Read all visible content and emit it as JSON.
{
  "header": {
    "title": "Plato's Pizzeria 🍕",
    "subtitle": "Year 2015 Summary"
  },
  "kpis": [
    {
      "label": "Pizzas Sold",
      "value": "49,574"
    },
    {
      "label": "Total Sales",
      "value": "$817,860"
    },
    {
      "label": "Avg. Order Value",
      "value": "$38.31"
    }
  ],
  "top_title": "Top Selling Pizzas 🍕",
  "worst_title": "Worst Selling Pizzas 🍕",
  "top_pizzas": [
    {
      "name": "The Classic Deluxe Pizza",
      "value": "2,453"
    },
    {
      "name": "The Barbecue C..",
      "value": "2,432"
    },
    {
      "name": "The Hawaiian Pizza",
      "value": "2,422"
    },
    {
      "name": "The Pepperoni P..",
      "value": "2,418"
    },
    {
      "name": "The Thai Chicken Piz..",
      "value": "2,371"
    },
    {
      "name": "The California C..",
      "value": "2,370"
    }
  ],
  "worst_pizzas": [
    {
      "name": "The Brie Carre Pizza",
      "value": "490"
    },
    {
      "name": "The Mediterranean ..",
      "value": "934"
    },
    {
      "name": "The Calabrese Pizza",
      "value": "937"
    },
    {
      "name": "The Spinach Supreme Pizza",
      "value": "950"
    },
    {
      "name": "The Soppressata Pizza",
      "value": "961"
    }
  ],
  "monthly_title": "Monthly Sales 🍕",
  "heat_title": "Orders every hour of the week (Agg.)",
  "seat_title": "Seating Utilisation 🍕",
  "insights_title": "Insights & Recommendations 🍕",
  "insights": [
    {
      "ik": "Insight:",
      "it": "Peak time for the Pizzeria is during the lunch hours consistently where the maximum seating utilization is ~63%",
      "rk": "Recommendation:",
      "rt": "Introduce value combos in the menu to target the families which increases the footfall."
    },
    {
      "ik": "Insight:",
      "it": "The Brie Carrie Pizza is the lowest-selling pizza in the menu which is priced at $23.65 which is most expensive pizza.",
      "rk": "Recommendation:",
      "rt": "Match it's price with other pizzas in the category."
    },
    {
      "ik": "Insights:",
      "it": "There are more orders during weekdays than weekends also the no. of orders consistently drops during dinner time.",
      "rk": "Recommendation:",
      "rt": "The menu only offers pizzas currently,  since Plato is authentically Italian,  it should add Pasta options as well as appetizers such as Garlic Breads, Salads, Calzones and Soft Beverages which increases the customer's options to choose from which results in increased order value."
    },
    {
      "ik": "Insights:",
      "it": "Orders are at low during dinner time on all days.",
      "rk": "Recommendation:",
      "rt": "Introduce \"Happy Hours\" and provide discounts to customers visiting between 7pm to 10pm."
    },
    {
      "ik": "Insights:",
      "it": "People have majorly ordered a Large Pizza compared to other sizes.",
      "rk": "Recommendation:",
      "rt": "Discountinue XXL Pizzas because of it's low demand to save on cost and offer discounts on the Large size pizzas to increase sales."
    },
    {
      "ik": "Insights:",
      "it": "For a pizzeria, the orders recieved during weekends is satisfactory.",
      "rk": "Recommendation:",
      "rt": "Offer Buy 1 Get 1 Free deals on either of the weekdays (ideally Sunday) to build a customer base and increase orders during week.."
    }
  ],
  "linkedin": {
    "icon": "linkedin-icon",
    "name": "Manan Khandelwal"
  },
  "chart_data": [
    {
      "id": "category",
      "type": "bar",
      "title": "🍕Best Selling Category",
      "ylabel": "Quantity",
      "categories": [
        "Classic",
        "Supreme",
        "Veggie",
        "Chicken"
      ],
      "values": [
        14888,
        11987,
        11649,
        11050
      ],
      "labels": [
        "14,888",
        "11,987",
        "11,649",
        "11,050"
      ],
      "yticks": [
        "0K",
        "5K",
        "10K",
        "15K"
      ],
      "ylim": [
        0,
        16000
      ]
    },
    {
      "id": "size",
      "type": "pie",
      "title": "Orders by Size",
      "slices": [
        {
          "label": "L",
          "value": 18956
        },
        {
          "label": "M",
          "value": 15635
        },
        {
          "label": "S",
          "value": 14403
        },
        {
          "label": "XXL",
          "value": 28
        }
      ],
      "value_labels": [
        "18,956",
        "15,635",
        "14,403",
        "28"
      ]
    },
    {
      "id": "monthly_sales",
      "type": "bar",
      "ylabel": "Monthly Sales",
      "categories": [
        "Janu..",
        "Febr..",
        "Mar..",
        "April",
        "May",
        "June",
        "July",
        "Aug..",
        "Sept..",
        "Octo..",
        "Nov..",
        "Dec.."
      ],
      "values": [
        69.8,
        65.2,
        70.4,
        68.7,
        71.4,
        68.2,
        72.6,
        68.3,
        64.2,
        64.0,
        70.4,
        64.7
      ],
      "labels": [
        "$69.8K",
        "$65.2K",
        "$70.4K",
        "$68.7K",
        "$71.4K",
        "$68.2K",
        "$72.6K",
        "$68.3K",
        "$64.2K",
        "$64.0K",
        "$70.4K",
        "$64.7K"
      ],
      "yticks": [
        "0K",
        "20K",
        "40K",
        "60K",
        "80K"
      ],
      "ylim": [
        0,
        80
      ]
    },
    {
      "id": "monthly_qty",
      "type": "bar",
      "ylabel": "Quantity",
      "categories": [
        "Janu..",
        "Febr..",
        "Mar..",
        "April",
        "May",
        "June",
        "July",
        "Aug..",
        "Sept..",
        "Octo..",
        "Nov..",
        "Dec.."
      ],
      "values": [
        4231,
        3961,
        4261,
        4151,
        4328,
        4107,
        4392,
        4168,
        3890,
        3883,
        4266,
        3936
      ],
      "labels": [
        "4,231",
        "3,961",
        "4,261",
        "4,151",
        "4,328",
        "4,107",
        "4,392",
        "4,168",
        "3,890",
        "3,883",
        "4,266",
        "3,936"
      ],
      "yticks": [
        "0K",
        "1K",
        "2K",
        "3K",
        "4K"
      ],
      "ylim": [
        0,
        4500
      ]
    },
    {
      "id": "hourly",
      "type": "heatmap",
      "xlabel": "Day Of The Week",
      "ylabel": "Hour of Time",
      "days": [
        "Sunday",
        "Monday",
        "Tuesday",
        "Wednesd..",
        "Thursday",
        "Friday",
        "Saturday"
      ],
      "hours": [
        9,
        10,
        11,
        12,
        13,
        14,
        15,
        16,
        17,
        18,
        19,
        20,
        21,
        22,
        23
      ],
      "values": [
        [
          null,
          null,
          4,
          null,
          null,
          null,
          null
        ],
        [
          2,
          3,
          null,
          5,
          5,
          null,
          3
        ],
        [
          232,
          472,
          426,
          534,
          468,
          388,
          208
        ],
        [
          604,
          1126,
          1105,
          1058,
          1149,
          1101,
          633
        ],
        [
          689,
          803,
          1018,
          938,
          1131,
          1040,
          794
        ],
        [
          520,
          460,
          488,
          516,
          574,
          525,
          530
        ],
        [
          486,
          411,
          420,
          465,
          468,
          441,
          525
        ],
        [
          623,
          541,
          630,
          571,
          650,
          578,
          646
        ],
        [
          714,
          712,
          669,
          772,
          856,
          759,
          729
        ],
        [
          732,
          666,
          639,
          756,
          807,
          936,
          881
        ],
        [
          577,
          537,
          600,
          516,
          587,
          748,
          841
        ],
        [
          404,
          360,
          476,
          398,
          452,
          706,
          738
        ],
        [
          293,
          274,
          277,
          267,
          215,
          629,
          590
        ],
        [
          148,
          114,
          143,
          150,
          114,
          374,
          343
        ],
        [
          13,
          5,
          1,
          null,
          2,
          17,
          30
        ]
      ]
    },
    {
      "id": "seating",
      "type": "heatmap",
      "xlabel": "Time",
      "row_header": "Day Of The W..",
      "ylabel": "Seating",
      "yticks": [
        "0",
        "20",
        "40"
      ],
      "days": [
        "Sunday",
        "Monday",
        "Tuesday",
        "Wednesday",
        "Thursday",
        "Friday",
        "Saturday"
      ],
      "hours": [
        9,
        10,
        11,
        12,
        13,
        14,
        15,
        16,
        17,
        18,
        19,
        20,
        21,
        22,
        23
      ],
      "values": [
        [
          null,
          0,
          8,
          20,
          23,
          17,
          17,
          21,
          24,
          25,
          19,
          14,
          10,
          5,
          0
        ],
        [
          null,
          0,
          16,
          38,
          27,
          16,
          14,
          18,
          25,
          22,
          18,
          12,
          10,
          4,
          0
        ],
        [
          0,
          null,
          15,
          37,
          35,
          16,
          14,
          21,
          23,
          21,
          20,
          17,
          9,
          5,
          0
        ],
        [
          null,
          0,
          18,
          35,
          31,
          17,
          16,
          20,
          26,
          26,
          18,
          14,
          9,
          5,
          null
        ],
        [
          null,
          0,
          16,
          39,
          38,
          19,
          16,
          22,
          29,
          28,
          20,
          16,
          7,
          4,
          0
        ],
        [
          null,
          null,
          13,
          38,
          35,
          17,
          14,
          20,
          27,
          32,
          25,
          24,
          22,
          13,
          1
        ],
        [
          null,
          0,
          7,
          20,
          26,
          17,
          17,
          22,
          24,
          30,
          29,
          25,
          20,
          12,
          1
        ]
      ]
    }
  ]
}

────────

What you need to do
In the material above, show every line where the word "which" turns up.

Answer to this problem
      "rt": "Introduce value combos in the menu to target the families which increases the footfall."
      "it": "The Brie Carrie Pizza is the lowest-selling pizza in the menu which is priced at $23.65 which is most expensive pizza.",
      "rt": "The menu only offers pizzas currently,  since Plato is authentically Italian,  it should add Pasta options as well as appetizers such as Garlic Breads, Salads, Calzones and Soft Beverages which increases the customer's options to choose from which results in increased order value."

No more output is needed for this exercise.